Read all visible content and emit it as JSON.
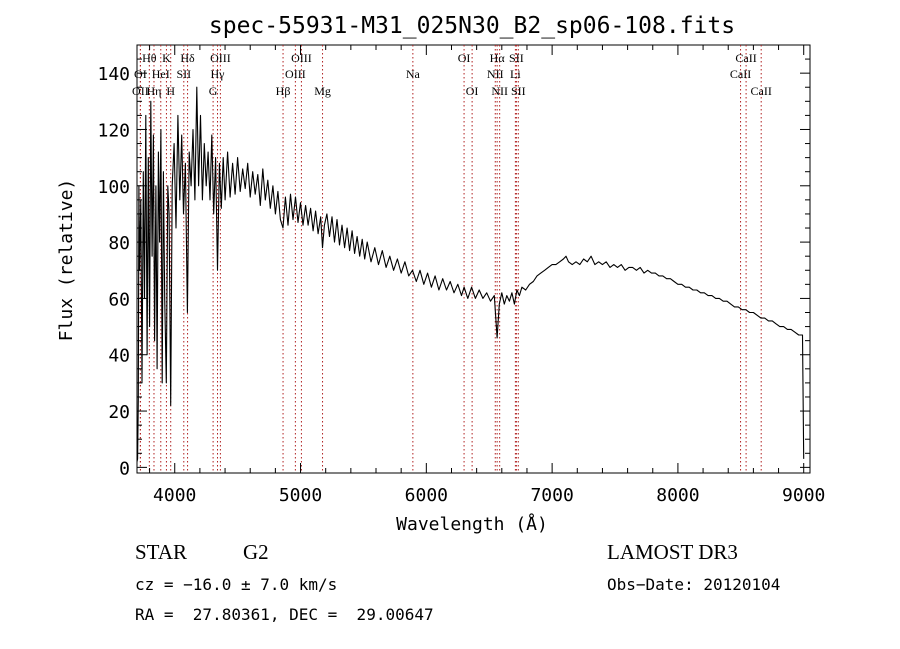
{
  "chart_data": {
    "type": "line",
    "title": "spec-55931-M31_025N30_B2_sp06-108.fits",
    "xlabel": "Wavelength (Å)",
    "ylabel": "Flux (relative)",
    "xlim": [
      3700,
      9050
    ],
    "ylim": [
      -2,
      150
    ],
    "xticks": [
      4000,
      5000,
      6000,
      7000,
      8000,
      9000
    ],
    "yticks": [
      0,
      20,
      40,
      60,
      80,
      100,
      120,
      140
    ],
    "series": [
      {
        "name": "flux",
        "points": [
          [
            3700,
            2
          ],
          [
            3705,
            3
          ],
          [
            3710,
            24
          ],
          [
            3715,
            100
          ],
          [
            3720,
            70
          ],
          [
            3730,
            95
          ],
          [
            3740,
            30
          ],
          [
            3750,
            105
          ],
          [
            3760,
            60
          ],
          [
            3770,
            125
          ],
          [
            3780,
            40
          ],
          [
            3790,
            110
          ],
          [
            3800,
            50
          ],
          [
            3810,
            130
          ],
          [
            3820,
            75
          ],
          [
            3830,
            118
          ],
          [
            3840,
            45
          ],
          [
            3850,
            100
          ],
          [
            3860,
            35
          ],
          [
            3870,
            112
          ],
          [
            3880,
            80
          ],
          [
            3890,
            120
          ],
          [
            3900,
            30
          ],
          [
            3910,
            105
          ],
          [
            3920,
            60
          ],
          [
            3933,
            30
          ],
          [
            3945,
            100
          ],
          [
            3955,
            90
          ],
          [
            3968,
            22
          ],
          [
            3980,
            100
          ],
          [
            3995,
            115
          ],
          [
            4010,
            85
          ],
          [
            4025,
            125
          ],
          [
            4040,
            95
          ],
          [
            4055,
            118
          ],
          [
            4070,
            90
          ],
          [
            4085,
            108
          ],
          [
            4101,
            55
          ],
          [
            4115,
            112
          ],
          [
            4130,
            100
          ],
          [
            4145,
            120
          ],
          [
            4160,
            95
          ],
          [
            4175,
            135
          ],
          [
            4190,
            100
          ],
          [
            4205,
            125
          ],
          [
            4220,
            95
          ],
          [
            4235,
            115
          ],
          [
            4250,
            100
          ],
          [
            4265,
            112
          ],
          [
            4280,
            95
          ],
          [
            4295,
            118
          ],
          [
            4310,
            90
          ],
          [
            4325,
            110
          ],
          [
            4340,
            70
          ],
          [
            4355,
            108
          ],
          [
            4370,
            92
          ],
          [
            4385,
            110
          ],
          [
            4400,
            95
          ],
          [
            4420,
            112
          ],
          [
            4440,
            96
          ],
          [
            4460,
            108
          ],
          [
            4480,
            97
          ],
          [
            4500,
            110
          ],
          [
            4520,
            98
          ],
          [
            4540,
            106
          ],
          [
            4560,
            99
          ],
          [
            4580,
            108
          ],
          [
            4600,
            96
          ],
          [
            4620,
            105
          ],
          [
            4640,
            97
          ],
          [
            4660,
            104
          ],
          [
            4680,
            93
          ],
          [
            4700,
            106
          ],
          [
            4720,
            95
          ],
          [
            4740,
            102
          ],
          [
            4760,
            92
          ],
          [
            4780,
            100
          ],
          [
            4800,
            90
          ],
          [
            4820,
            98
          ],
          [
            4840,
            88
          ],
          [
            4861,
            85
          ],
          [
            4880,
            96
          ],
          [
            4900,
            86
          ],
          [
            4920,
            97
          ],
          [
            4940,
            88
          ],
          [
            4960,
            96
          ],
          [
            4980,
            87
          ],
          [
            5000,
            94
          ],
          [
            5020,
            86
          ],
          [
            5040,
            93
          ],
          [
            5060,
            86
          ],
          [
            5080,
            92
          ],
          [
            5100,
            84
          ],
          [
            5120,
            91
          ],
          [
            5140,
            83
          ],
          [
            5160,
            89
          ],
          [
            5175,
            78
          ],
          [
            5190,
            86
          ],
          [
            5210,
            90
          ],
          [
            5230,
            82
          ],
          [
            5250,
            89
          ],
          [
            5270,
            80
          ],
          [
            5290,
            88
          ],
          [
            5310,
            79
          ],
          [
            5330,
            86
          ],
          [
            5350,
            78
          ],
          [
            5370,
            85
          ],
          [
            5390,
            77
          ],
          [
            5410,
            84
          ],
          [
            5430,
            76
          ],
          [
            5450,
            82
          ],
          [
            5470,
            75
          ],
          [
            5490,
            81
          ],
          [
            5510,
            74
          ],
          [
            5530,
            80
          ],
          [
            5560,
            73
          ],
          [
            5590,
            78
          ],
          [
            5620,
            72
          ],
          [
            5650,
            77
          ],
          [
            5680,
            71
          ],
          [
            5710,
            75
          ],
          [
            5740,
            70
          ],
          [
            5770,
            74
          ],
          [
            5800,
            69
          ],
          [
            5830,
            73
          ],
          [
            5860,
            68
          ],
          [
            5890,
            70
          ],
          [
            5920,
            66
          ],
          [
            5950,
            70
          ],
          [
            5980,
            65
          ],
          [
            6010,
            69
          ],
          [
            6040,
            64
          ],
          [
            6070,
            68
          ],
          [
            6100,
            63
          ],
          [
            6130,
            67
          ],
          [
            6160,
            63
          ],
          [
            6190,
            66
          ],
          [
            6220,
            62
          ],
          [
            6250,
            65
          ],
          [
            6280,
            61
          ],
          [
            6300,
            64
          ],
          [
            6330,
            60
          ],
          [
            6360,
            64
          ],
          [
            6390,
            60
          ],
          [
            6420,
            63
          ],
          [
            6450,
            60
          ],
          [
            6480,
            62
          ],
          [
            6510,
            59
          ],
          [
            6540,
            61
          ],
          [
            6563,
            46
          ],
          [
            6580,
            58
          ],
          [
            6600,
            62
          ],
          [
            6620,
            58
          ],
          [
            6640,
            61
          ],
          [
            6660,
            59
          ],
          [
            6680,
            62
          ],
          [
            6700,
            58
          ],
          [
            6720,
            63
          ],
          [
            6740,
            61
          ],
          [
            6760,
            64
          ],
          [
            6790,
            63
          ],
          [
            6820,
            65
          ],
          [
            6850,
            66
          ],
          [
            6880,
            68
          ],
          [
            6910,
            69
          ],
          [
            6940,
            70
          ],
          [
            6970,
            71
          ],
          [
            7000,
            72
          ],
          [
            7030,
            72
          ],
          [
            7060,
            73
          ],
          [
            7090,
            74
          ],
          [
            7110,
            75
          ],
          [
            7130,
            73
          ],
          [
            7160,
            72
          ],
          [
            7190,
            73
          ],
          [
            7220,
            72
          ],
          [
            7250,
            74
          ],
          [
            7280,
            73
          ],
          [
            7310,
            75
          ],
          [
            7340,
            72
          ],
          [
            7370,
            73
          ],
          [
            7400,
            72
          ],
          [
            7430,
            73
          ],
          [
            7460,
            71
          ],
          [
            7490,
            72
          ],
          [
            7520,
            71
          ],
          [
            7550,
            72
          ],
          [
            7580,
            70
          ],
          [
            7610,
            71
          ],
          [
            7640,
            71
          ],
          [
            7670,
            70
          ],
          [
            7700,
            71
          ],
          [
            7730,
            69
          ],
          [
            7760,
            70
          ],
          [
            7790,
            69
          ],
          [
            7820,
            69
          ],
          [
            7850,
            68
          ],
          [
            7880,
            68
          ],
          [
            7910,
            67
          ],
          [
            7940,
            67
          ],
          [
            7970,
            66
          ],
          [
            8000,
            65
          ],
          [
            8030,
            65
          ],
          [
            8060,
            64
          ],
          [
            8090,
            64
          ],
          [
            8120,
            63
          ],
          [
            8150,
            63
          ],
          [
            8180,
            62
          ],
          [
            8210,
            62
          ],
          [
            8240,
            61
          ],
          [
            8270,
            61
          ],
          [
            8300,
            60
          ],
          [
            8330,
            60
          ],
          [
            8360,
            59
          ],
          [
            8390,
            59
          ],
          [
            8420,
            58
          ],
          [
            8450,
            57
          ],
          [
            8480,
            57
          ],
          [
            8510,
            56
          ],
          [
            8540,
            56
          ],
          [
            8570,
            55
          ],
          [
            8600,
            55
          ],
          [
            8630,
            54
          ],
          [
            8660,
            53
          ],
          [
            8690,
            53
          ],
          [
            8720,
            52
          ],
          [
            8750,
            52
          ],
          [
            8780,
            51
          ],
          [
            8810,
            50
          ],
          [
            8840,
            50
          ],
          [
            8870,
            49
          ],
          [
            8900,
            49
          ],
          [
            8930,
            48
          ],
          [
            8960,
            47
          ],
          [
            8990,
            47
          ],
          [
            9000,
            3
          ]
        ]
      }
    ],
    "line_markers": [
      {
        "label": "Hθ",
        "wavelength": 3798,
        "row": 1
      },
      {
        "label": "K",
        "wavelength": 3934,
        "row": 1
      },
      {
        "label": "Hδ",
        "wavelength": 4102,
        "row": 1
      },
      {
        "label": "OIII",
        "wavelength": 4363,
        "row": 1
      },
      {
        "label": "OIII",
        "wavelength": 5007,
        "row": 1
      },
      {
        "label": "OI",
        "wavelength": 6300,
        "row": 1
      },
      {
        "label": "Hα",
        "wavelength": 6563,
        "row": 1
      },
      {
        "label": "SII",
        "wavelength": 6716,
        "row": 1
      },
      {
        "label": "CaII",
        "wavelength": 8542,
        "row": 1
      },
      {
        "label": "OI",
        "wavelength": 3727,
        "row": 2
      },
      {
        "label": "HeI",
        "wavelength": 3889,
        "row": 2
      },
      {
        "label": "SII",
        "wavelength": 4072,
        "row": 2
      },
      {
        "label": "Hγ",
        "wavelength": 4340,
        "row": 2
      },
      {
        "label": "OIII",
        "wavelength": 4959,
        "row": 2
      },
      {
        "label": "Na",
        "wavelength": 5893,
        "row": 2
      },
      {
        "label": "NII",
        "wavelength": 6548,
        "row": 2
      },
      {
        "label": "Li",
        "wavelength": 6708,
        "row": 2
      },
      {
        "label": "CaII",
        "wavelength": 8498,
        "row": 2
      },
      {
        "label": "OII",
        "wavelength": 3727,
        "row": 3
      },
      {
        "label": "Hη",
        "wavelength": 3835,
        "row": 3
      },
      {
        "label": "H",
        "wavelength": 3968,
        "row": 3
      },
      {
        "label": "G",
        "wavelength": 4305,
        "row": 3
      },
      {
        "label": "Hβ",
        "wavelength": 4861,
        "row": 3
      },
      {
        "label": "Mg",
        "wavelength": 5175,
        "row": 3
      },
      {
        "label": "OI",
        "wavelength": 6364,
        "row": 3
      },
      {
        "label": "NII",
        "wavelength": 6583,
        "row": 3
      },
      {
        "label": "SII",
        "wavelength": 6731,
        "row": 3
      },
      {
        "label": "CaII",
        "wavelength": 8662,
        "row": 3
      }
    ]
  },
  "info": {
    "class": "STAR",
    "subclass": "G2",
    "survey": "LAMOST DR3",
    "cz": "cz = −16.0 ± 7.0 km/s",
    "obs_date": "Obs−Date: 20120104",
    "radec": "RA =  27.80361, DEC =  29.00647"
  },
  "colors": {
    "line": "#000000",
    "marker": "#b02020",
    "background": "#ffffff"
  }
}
::::
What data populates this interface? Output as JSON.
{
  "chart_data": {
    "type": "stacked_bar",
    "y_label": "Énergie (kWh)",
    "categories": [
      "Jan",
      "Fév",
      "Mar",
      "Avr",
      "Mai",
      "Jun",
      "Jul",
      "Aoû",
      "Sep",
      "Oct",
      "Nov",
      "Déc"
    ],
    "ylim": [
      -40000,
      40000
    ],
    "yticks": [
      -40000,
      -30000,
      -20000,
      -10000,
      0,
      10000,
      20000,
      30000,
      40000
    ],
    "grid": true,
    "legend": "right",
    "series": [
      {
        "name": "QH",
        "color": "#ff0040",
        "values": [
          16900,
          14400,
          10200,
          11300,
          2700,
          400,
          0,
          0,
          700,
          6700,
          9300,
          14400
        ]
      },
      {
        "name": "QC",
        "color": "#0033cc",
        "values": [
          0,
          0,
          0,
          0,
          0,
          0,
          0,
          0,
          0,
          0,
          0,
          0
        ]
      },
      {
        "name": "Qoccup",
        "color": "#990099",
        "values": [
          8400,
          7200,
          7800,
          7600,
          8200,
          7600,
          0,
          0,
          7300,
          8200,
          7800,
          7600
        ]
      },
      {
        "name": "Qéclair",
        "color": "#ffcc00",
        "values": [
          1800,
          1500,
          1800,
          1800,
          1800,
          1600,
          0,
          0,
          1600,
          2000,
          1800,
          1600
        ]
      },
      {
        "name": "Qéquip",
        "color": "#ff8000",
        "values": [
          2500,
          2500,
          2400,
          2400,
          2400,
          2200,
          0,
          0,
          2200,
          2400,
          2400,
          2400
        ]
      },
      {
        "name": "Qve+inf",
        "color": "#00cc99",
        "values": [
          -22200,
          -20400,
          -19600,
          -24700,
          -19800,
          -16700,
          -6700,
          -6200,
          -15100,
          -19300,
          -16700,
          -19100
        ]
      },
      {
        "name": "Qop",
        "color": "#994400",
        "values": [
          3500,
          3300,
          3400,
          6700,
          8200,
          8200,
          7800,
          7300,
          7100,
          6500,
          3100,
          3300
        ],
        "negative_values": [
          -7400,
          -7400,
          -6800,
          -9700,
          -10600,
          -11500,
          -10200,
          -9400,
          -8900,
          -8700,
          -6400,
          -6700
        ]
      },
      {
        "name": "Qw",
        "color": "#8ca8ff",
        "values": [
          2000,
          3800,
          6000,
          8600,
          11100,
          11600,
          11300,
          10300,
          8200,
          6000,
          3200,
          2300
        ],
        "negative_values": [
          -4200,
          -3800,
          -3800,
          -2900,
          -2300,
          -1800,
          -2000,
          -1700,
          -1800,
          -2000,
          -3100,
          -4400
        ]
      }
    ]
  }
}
::::
THE TASK: Filter the records above for "name" and copy every matching line.

RESULT BELOW:
        "name": "flux",
        "name": "QH",
        "name": "QC",
        "name": "Qoccup",
        "name": "Qéclair",
        "name": "Qéquip",
        "name": "Qve+inf",
        "name": "Qop",
        "name": "Qw",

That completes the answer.